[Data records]
************

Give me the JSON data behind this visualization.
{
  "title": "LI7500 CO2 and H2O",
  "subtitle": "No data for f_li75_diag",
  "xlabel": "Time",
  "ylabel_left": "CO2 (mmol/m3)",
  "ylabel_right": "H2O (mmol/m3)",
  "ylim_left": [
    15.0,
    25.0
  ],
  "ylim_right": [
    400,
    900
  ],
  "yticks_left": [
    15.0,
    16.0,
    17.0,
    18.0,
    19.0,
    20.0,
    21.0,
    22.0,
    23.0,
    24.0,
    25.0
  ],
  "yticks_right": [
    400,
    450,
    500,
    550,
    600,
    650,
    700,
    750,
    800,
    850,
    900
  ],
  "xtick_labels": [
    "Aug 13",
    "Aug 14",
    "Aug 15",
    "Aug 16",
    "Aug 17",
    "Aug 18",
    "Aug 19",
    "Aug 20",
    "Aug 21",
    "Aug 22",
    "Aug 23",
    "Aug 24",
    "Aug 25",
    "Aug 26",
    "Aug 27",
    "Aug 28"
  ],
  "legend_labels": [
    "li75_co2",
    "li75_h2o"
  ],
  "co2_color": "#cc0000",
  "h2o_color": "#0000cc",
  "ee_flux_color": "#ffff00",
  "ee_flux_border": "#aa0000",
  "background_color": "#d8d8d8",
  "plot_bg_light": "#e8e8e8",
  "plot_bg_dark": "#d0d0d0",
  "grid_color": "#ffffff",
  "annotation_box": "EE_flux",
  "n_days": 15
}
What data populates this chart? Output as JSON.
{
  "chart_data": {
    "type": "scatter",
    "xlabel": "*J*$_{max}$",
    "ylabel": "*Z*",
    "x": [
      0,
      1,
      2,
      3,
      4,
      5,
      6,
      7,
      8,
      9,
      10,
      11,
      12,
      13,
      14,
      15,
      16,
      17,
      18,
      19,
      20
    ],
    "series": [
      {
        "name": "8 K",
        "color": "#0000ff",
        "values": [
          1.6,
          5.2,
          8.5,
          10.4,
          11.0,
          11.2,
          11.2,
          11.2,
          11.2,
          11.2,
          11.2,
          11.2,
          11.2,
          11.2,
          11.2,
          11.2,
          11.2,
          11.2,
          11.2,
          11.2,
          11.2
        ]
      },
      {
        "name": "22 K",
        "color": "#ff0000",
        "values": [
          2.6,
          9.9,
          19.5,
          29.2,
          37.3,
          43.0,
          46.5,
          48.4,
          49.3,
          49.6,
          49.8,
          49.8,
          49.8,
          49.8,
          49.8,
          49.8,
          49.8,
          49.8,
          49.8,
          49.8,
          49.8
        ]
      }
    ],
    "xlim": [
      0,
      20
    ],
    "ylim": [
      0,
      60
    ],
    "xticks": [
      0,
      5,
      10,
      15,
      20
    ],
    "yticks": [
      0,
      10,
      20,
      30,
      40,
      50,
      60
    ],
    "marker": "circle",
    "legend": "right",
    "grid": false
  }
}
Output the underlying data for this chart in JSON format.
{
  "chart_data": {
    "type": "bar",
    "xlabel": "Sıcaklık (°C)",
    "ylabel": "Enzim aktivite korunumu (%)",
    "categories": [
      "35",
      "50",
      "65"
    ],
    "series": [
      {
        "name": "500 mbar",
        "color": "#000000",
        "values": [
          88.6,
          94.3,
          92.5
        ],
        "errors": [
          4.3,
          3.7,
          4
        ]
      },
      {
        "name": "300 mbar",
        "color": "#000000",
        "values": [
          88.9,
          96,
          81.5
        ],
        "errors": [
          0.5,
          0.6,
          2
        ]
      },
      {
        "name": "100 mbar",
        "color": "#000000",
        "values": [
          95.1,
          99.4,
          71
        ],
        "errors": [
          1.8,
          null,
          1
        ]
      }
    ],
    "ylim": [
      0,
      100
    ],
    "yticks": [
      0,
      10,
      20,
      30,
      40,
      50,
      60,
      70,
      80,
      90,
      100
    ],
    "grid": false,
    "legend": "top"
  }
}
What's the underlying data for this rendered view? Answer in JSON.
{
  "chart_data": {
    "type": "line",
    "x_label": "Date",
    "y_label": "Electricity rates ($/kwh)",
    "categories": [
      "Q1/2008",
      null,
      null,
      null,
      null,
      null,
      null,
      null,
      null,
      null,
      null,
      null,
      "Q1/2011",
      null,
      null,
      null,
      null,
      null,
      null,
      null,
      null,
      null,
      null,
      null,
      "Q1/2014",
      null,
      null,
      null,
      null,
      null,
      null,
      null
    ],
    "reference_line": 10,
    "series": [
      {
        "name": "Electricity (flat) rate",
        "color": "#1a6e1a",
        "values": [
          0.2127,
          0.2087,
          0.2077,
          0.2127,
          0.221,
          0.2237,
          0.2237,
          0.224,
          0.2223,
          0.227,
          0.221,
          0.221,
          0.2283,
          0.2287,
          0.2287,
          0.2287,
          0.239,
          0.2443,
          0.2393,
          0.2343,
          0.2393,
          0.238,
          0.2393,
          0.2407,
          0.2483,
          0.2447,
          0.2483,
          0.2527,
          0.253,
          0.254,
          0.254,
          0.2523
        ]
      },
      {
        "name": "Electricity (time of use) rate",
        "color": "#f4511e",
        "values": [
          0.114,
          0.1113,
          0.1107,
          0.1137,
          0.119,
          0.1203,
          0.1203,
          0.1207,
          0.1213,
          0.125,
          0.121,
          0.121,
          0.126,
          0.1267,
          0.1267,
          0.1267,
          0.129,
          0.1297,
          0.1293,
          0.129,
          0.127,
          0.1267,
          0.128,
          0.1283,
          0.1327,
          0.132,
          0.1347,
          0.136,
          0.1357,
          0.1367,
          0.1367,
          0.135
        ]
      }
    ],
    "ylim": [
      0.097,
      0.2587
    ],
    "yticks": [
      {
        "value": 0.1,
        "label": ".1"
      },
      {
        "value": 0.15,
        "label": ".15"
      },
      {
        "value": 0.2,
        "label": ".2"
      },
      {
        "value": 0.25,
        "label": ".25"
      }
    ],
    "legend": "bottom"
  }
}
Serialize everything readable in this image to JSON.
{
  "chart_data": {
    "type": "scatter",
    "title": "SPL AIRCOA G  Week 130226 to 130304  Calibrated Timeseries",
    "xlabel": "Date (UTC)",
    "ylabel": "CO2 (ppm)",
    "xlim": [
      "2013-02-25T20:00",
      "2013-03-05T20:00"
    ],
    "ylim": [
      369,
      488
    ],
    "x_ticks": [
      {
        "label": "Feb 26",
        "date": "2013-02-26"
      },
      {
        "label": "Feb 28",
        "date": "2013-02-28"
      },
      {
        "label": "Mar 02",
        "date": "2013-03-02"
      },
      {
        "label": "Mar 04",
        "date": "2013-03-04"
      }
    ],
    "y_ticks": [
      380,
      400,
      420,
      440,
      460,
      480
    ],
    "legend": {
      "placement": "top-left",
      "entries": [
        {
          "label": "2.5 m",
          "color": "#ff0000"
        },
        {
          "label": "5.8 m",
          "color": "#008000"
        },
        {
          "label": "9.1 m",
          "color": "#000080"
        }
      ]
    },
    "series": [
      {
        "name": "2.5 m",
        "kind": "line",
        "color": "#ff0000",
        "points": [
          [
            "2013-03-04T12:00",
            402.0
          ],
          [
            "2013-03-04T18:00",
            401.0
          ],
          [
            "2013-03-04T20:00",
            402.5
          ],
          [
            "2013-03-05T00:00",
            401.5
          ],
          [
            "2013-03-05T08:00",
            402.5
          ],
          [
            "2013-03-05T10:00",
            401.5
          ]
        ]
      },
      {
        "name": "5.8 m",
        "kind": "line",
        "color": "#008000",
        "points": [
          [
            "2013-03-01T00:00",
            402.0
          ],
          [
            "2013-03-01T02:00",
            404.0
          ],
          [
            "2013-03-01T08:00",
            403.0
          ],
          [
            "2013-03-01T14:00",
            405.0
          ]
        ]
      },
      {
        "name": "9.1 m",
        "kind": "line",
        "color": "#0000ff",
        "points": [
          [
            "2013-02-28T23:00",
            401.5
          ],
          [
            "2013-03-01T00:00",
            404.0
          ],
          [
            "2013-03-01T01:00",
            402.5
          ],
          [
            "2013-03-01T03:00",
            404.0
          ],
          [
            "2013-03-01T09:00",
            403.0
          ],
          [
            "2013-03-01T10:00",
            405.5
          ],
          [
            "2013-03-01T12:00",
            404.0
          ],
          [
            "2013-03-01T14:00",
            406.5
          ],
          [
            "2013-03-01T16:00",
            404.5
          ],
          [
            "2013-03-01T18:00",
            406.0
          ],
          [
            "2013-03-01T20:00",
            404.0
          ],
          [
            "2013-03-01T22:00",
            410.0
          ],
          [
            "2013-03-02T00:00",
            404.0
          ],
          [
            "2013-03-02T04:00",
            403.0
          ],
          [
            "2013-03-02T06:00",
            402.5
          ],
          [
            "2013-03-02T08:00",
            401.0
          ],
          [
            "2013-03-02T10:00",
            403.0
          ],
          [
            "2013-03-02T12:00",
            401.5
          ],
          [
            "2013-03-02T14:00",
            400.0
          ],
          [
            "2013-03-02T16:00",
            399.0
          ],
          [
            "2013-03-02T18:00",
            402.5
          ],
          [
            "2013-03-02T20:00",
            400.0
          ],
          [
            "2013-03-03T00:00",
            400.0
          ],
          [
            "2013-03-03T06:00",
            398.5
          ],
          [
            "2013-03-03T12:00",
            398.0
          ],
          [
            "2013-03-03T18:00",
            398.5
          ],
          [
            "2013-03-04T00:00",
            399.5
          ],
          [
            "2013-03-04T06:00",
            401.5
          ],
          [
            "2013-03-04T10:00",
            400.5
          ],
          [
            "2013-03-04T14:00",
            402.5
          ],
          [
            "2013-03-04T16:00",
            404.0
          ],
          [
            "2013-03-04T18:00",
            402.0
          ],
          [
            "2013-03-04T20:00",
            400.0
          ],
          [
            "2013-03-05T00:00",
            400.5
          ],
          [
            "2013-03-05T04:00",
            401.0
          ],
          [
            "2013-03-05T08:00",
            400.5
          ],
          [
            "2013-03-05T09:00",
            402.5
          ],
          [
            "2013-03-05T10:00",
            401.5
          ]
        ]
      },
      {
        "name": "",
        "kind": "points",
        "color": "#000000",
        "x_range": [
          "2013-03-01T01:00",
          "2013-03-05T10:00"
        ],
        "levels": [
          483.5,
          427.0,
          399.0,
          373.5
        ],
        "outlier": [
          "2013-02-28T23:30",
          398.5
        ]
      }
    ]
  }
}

************

> **YOUR TASK**: Write out every line from the entries where "mbar" appears.

> **WRITTEN ANSWER**:
        "name": "500 mbar",
        "name": "300 mbar",
        "name": "100 mbar",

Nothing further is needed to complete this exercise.